TASK PROMPT: Every line containing the word "description" needs to be found and copied.

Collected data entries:
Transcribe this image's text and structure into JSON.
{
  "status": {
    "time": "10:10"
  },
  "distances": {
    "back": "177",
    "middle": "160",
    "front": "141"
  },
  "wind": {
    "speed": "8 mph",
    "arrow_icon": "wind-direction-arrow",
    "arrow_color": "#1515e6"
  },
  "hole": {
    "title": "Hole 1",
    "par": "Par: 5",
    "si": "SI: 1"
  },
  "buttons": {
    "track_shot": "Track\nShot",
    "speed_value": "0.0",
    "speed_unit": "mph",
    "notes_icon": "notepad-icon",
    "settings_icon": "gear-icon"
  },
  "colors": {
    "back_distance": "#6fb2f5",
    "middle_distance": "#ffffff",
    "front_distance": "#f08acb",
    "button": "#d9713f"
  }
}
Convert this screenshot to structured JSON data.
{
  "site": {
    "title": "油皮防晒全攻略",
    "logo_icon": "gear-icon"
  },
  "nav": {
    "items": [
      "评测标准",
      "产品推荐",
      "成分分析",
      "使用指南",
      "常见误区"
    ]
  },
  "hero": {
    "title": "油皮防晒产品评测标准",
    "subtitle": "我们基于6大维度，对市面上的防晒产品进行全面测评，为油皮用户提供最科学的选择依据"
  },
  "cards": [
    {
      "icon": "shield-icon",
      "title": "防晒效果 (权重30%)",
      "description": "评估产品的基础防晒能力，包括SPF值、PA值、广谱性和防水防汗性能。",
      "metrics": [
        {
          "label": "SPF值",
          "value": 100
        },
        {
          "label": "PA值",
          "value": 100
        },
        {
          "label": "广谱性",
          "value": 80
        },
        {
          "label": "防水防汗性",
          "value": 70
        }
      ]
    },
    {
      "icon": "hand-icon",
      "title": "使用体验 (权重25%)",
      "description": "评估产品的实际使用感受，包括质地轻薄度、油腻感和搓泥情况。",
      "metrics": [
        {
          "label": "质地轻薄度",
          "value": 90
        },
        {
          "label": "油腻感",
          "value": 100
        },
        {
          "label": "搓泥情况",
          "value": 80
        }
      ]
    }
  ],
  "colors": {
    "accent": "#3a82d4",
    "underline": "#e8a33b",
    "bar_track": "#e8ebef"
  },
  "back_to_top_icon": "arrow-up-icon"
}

RESULT:
      "description": "评估产品的基础防晒能力，包括SPF值、PA值、广谱性和防水防汗性能。",
      "description": "评估产品的实际使用感受，包括质地轻薄度、油腻感和搓泥情况。",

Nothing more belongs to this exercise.